• [Stated goal] Go through the records and extract every line with the word "значения".

• [Stored records]
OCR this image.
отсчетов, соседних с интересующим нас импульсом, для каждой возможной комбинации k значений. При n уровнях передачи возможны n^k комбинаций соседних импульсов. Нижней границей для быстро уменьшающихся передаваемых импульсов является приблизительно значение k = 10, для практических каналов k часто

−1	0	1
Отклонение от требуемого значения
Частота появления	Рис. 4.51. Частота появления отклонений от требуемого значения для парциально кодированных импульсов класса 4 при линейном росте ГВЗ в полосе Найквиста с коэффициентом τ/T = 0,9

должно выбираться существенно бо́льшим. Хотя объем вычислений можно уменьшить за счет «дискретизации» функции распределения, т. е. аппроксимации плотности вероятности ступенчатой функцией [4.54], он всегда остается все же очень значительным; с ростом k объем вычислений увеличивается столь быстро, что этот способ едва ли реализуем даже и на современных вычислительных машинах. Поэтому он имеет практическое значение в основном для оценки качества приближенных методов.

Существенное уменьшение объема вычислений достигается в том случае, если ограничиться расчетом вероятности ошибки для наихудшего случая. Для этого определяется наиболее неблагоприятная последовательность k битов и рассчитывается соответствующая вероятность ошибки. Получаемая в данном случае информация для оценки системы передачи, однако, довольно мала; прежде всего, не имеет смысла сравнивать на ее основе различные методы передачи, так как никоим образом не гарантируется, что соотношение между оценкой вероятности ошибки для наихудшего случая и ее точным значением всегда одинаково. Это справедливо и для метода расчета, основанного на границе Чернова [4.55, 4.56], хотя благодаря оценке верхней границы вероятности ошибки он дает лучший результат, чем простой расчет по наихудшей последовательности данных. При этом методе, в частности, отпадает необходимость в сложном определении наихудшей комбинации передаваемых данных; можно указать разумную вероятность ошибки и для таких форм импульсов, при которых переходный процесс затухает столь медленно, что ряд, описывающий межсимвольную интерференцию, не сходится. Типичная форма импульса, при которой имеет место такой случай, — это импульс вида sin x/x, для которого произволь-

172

• [Solution]
Отклонение от требуемого значения
Частота появления	Рис. 4.51. Частота появления отклонений от требуемого значения для парциально кодированных импульсов класса 4 при линейном росте ГВЗ в полосе Найквиста с коэффициентом τ/T = 0,9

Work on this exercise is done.